**THE EXERCISE**
Your task is to copy the material exactly.

----

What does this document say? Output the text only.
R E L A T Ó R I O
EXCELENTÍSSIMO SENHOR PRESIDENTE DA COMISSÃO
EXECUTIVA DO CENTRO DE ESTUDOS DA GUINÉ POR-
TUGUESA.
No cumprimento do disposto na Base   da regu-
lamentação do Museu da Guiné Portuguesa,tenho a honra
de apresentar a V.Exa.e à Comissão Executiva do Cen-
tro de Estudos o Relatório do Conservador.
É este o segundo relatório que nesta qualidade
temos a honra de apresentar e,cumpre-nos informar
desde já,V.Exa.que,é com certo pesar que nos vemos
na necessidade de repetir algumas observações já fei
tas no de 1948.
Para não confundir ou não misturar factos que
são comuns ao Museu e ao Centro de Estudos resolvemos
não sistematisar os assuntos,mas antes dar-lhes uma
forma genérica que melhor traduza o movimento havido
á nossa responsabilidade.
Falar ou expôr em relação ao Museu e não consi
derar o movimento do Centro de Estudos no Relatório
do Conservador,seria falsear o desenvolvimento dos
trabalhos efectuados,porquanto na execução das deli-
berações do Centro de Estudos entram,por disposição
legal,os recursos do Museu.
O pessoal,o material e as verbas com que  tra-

----

**ANSWER TO THIS TASK**
What does this document say? Output the text only.
R E L A T Ó R I O
EXCELENTÍSSIMO SENHOR PRESIDENTE DA COMISSÃO
EXECUTIVA DO CENTRO DE ESTUDOS DA GUINÉ POR-
TUGUESA.
No cumprimento do disposto na Base   da regu-
lamentação do Museu da Guiné Portuguesa,tenho a honra
de apresentar a V.Exa.e à Comissão Executiva do Cen-
tro de Estudos o Relatório do Conservador.
É este o segundo relatório que nesta qualidade
temos a honra de apresentar e,cumpre-nos informar
desde já,V.Exa.que,é com certo pesar que nos vemos
na necessidade de repetir algumas observações já fei
tas no de 1948.
Para não confundir ou não misturar factos que
são comuns ao Museu e ao Centro de Estudos resolvemos
não sistematisar os assuntos,mas antes dar-lhes uma
forma genérica que melhor traduza o movimento havido
á nossa responsabilidade.
Falar ou expôr em relação ao Museu e não consi
derar o movimento do Centro de Estudos no Relatório
do Conservador,seria falsear o desenvolvimento dos
trabalhos efectuados,porquanto na execução das deli-
berações do Centro de Estudos entram,por disposição
legal,os recursos do Museu.
O pessoal,o material e as verbas com que  tra-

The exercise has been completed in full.